_Dataset records_.
::::::::::
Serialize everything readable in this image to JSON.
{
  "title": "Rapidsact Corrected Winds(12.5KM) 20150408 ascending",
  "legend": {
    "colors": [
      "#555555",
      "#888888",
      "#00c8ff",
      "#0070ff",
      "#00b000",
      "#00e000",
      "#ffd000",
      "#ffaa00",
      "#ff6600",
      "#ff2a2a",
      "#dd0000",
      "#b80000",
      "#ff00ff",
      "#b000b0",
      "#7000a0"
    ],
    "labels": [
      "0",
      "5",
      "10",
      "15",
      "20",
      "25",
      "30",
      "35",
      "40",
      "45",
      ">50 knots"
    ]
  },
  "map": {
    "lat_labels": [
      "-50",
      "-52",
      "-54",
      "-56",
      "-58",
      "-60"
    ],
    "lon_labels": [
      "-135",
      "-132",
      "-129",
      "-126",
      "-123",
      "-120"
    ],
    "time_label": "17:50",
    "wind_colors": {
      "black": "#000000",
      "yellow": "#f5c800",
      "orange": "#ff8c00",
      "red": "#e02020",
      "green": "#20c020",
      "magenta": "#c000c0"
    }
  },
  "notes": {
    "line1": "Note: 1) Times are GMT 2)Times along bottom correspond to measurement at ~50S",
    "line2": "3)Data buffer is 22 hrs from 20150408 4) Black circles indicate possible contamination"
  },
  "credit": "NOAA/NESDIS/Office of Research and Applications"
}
::::::::::
Quote all the records. Keep every word exact.

_Result of this exercise_.
Serialize everything readable in this image to JSON.
{
  "title": "Rapidsact Corrected Winds(12.5KM) 20150408 ascending",
  "legend": {
    "colors": [
      "#555555",
      "#888888",
      "#00c8ff",
      "#0070ff",
      "#00b000",
      "#00e000",
      "#ffd000",
      "#ffaa00",
      "#ff6600",
      "#ff2a2a",
      "#dd0000",
      "#b80000",
      "#ff00ff",
      "#b000b0",
      "#7000a0"
    ],
    "labels": [
      "0",
      "5",
      "10",
      "15",
      "20",
      "25",
      "30",
      "35",
      "40",
      "45",
      ">50 knots"
    ]
  },
  "map": {
    "lat_labels": [
      "-50",
      "-52",
      "-54",
      "-56",
      "-58",
      "-60"
    ],
    "lon_labels": [
      "-135",
      "-132",
      "-129",
      "-126",
      "-123",
      "-120"
    ],
    "time_label": "17:50",
    "wind_colors": {
      "black": "#000000",
      "yellow": "#f5c800",
      "orange": "#ff8c00",
      "red": "#e02020",
      "green": "#20c020",
      "magenta": "#c000c0"
    }
  },
  "notes": {
    "line1": "Note: 1) Times are GMT 2)Times along bottom correspond to measurement at ~50S",
    "line2": "3)Data buffer is 22 hrs from 20150408 4) Black circles indicate possible contamination"
  },
  "credit": "NOAA/NESDIS/Office of Research and Applications"
}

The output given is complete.